GIVEN EXERCISE | Everything from the line holding "Extract the structured" to the end of the listing below should be copied exactly, line for line, minus the pictures.

Records that describe figures |
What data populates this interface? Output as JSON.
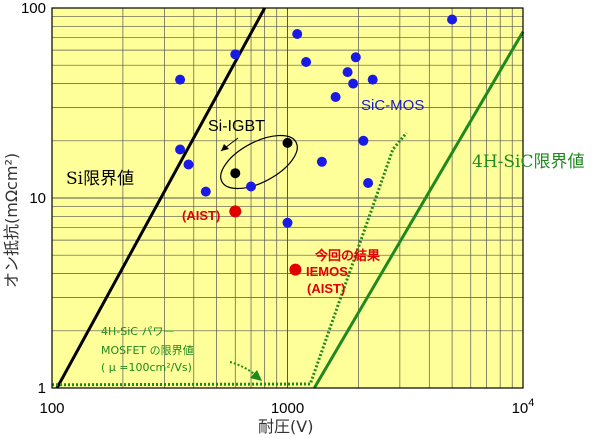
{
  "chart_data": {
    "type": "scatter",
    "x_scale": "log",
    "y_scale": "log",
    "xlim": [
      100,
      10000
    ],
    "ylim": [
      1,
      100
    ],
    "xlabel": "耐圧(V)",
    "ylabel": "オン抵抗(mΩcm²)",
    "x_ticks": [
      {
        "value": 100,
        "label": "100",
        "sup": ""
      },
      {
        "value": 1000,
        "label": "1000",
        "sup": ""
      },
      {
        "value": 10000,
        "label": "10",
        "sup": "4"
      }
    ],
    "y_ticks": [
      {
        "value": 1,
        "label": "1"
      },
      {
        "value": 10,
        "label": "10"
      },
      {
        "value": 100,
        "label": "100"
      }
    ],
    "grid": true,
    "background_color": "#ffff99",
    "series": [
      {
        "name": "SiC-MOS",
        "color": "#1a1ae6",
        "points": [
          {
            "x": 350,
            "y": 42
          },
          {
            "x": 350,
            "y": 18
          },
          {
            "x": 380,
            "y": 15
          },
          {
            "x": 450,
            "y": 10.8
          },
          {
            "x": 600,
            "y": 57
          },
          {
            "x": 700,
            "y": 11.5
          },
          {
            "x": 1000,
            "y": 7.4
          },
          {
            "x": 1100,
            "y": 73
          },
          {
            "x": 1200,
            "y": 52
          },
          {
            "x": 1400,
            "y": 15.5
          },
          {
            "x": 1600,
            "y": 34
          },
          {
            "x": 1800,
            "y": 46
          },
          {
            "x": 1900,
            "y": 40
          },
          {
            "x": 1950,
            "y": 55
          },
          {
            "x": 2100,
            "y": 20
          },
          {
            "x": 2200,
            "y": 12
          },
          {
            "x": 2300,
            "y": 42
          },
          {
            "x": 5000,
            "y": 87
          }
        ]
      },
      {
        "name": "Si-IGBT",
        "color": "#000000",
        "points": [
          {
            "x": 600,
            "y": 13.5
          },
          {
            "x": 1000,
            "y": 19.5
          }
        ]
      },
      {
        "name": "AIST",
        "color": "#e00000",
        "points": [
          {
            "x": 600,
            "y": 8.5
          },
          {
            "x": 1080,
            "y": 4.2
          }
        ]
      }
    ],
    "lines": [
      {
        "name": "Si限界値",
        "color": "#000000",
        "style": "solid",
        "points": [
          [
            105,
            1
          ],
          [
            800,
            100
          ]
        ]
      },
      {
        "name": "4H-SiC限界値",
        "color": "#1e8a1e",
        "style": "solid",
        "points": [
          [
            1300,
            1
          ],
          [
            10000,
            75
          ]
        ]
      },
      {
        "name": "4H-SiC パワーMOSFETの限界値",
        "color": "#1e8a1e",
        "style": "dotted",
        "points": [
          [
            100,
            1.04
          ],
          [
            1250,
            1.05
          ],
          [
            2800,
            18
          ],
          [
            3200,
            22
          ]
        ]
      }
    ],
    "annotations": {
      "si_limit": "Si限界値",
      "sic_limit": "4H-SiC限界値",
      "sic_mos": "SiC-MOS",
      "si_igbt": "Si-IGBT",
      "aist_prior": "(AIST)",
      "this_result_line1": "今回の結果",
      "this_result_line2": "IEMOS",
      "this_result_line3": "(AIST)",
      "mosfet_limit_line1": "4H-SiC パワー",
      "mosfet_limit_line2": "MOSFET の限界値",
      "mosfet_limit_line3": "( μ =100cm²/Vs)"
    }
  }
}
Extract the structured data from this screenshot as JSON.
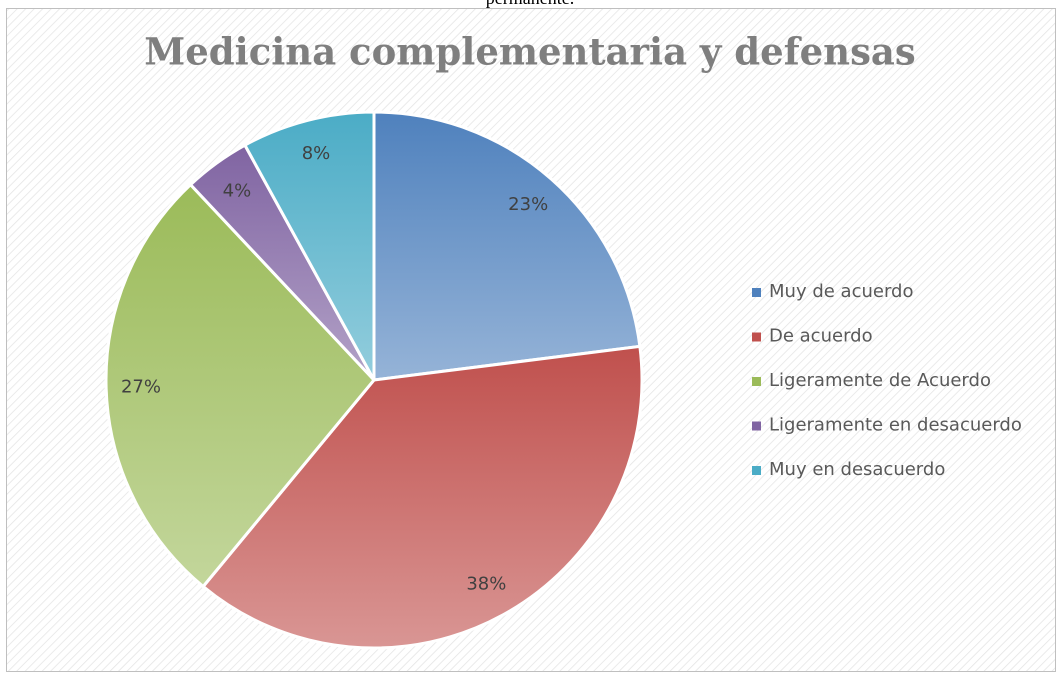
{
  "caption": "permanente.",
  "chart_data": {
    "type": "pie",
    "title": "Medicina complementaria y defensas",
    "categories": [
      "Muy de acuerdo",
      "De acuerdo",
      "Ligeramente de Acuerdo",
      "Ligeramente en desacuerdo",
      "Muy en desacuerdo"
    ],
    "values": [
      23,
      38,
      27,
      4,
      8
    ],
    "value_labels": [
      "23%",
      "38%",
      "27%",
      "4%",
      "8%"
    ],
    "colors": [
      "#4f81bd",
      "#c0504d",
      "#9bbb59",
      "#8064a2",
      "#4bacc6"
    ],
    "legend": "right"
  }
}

CORRECT ANSWER |
Extract the structured data from this screenshot as JSON.
{
  "caption": "permanente.",
  "chart_data": {
    "type": "pie",
    "title": "Medicina complementaria y defensas",
    "categories": [
      "Muy de acuerdo",
      "De acuerdo",
      "Ligeramente de Acuerdo",
      "Ligeramente en desacuerdo",
      "Muy en desacuerdo"
    ],
    "values": [
      23,
      38,
      27,
      4,
      8
    ],
    "value_labels": [
      "23%",
      "38%",
      "27%",
      "4%",
      "8%"
    ],
    "colors": [
      "#4f81bd",
      "#c0504d",
      "#9bbb59",
      "#8064a2",
      "#4bacc6"
    ],
    "legend": "right"
  }
}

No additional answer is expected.